▶ **Task brief**:
Read the listing and extract each line that includes the word "center".

▶ **Source material**:
________________

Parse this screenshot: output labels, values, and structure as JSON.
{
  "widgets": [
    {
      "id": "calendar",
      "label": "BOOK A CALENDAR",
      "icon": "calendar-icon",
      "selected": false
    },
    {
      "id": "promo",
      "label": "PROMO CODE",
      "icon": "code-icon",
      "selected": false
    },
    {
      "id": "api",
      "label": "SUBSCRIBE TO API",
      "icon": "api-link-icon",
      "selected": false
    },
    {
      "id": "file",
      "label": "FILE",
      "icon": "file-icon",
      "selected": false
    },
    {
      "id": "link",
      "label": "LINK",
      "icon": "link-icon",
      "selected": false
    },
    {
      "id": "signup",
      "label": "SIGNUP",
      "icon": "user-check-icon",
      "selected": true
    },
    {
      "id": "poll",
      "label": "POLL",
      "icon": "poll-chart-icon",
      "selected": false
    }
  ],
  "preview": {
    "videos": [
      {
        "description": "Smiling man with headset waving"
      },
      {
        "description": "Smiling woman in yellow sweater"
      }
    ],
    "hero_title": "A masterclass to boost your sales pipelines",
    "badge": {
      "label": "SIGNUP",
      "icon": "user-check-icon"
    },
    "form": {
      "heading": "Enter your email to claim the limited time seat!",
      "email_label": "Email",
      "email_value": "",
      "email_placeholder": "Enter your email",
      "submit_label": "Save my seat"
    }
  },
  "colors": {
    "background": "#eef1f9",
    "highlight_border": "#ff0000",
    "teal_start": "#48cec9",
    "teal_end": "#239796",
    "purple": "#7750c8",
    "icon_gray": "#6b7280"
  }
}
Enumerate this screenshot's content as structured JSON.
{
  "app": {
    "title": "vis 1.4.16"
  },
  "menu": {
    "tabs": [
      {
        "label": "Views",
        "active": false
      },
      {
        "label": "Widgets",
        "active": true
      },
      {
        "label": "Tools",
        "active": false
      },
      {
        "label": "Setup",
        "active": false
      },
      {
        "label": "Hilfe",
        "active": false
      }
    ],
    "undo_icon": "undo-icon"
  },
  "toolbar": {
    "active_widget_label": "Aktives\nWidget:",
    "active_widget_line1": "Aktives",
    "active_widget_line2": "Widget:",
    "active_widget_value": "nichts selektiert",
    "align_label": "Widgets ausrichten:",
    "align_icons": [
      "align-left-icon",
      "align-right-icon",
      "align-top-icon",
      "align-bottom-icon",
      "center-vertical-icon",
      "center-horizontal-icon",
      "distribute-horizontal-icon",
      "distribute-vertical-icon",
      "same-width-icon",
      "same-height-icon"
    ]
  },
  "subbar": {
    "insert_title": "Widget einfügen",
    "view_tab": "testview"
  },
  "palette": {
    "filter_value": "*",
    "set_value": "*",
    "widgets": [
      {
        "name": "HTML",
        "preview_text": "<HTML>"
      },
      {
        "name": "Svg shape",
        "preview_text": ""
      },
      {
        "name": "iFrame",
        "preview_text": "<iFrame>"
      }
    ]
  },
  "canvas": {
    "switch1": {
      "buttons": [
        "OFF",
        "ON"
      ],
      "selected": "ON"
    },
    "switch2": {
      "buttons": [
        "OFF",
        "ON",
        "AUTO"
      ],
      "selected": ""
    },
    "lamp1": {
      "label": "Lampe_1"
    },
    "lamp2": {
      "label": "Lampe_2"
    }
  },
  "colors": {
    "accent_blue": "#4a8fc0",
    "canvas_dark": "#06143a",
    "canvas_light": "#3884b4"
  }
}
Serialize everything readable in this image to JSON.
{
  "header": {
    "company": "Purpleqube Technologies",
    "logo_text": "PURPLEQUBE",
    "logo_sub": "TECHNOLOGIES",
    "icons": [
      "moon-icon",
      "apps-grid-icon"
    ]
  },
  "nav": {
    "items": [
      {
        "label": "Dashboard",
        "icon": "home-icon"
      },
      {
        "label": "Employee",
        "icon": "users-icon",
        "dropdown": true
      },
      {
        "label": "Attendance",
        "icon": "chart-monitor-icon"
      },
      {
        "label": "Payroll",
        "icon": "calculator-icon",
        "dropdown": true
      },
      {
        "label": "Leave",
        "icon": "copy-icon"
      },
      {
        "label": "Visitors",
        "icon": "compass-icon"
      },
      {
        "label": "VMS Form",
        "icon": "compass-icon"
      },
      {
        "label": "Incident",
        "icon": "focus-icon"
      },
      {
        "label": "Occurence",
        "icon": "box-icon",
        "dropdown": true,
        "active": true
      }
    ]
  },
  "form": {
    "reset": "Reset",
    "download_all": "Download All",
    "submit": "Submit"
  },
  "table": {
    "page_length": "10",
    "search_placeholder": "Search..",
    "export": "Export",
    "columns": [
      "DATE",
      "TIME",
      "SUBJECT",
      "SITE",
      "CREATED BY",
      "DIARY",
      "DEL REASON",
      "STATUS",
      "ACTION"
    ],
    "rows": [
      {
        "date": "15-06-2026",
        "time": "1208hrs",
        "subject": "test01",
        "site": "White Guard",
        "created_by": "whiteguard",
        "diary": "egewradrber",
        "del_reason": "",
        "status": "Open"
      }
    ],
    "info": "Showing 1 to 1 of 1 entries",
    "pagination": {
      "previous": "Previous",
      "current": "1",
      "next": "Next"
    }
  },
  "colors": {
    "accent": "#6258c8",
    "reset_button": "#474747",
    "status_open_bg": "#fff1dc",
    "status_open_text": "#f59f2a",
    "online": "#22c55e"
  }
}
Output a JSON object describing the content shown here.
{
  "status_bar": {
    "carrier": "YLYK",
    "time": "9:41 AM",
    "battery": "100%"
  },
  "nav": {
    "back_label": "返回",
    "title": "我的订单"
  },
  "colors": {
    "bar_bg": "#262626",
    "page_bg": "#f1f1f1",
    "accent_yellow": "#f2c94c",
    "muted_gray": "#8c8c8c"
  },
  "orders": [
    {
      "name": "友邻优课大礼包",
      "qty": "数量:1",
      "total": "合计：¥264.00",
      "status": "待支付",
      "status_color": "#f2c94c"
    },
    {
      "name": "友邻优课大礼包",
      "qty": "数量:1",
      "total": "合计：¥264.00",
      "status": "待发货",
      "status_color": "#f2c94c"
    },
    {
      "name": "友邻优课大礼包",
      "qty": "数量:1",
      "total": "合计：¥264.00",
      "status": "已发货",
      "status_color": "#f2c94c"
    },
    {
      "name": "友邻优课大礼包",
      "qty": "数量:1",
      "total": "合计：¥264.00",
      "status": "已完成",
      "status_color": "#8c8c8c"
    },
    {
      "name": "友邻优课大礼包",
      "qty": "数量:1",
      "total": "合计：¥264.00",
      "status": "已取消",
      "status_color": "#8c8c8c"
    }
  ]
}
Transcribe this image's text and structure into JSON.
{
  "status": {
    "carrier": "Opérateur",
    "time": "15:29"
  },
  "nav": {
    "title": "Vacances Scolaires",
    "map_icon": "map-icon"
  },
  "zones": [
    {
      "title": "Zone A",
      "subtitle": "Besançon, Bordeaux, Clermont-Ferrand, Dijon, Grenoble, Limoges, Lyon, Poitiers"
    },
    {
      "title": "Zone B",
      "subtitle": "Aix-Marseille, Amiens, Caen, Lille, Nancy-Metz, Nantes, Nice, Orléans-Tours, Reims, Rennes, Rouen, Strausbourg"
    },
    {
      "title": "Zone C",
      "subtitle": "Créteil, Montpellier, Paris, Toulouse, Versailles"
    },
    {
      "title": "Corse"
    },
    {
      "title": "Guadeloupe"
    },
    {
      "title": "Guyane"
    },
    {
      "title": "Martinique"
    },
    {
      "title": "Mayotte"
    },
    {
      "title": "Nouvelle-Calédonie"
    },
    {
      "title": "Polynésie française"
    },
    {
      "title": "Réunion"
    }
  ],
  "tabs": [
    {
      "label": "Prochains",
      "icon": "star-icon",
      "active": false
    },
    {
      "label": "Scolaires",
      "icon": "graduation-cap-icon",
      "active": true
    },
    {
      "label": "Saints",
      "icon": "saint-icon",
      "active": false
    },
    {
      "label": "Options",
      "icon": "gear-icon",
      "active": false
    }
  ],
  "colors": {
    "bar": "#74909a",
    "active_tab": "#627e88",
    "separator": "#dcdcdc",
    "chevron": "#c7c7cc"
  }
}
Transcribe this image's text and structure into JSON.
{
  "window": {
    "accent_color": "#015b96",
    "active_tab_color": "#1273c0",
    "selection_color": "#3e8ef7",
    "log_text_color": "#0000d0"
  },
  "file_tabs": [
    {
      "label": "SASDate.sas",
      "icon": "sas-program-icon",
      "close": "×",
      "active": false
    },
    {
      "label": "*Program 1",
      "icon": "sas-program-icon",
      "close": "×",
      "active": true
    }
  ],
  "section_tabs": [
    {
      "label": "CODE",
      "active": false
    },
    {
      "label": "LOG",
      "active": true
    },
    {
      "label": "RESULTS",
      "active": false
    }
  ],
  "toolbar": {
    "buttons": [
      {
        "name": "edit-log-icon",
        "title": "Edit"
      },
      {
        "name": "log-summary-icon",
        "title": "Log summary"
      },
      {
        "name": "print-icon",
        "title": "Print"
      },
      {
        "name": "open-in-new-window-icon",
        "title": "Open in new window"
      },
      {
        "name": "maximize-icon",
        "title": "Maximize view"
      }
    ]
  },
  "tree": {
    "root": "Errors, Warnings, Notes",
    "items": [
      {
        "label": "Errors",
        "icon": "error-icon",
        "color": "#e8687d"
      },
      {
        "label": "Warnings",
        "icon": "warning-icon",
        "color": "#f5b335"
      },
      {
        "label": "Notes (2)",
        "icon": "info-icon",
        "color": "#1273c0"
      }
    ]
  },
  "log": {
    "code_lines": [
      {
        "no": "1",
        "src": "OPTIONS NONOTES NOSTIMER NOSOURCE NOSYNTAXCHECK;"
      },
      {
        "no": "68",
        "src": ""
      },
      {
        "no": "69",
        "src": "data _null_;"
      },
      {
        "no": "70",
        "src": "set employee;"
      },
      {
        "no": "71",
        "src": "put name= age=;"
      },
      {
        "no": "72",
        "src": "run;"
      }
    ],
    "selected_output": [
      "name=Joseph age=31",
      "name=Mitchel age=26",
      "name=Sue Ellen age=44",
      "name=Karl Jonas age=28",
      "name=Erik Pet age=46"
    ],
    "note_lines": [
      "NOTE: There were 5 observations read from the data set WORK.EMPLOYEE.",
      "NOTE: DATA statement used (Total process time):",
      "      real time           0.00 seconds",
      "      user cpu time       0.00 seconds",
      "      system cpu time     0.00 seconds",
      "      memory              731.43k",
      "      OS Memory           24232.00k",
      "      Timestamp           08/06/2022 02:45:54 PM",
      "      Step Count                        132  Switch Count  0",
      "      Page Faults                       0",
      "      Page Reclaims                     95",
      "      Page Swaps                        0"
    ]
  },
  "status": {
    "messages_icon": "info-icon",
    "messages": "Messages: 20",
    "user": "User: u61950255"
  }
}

________________

▶ **Solution below**:
      "center-vertical-icon",
      "center-horizontal-icon",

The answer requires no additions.